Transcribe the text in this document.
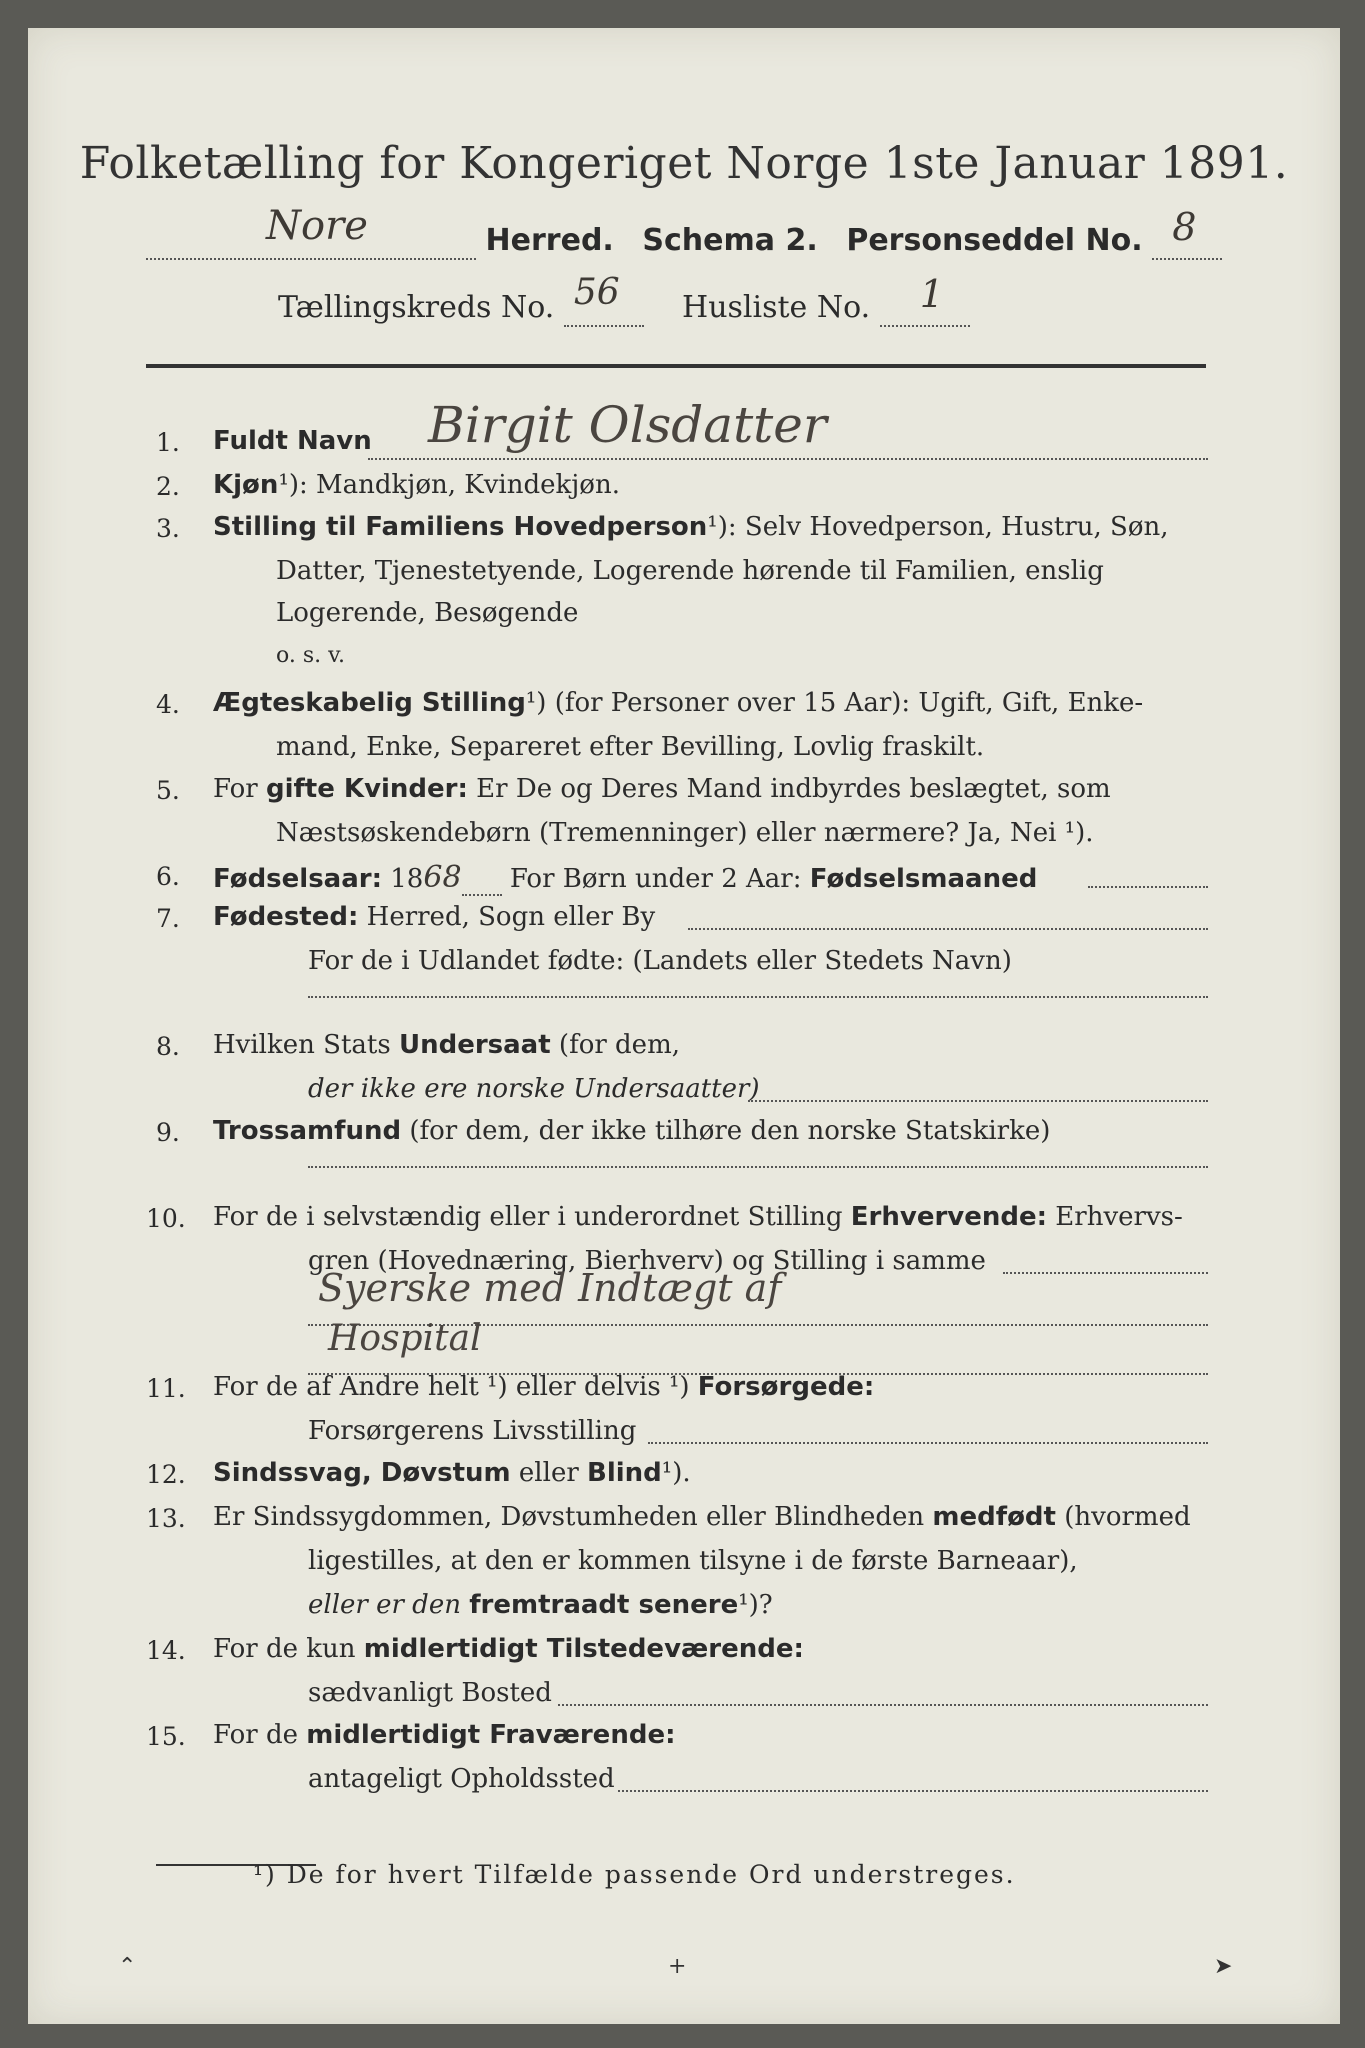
Folketælling for Kongeriget Norge 1ste Januar 1891.
Nore	Herred. Schema 2. Personseddel No. 8

Tællingskreds No. 56 Husliste No. 1

1. Fuldt Navn Birgit Olsdatter
2. Kjøn¹): Mandkjøn, Kvindekjøn.
3. Stilling til Familiens Hovedperson¹): Selv Hovedperson, Hustru, Søn,
Datter, Tjenestetyende, Logerende hørende til Familien, enslig
Logerende, Besøgende
o. s. v.
4. Ægteskabelig Stilling¹) (for Personer over 15 Aar): Ugift, Gift, Enke-
mand, Enke, Separeret efter Bevilling, Lovlig fraskilt.
5. For gifte Kvinder: Er De og Deres Mand indbyrdes beslægtet, som
Næstsøskendebørn (Tremenninger) eller nærmere? Ja, Nei ¹).
6. Fødselsaar: 1868 For Børn under 2 Aar: Fødselsmaaned
7. Fødested: Herred, Sogn eller By
For de i Udlandet fødte: (Landets eller Stedets Navn)
8. Hvilken Stats Undersaat (for dem,
der ikke ere norske Undersaatter)
9. Trossamfund (for dem, der ikke tilhøre den norske Statskirke)
10. For de i selvstændig eller i underordnet Stilling Erhvervende: Erhvervs-
gren (Hovednæring, Bierhverv) og Stilling i samme
Syerske med Indtægt af
Hospital
11. For de af Andre helt ¹) eller delvis ¹) Forsørgede:
Forsørgerens Livsstilling
12. Sindssvag, Døvstum eller Blind¹).
13. Er Sindssygdommen, Døvstumheden eller Blindheden medfødt (hvormed
ligestilles, at den er kommen tilsyne i de første Barneaar),
eller er den fremtraadt senere¹)?
14. For de kun midlertidigt Tilstedeværende:
sædvanligt Bosted
15. For de midlertidigt Fraværende:
antageligt Opholdssted
¹) De for hvert Tilfælde passende Ord understreges.
⌃	+	➤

━━━━

- [Request] Write out each entry exactly as given, but skip the pictures.

- [The result]
Transcribe the text in this document.
Folketælling for Kongeriget Norge 1ste Januar 1891.
Nore	Herred. Schema 2. Personseddel No. 8

Tællingskreds No. 56 Husliste No. 1

1. Fuldt Navn Birgit Olsdatter
2. Kjøn¹): Mandkjøn, Kvindekjøn.
3. Stilling til Familiens Hovedperson¹): Selv Hovedperson, Hustru, Søn,
Datter, Tjenestetyende, Logerende hørende til Familien, enslig
Logerende, Besøgende
o. s. v.
4. Ægteskabelig Stilling¹) (for Personer over 15 Aar): Ugift, Gift, Enke-
mand, Enke, Separeret efter Bevilling, Lovlig fraskilt.
5. For gifte Kvinder: Er De og Deres Mand indbyrdes beslægtet, som
Næstsøskendebørn (Tremenninger) eller nærmere? Ja, Nei ¹).
6. Fødselsaar: 1868 For Børn under 2 Aar: Fødselsmaaned
7. Fødested: Herred, Sogn eller By
For de i Udlandet fødte: (Landets eller Stedets Navn)
8. Hvilken Stats Undersaat (for dem,
der ikke ere norske Undersaatter)
9. Trossamfund (for dem, der ikke tilhøre den norske Statskirke)
10. For de i selvstændig eller i underordnet Stilling Erhvervende: Erhvervs-
gren (Hovednæring, Bierhverv) og Stilling i samme
Syerske med Indtægt af
Hospital
11. For de af Andre helt ¹) eller delvis ¹) Forsørgede:
Forsørgerens Livsstilling
12. Sindssvag, Døvstum eller Blind¹).
13. Er Sindssygdommen, Døvstumheden eller Blindheden medfødt (hvormed
ligestilles, at den er kommen tilsyne i de første Barneaar),
eller er den fremtraadt senere¹)?
14. For de kun midlertidigt Tilstedeværende:
sædvanligt Bosted
15. For de midlertidigt Fraværende:
antageligt Opholdssted
¹) De for hvert Tilfælde passende Ord understreges.
⌃	+	➤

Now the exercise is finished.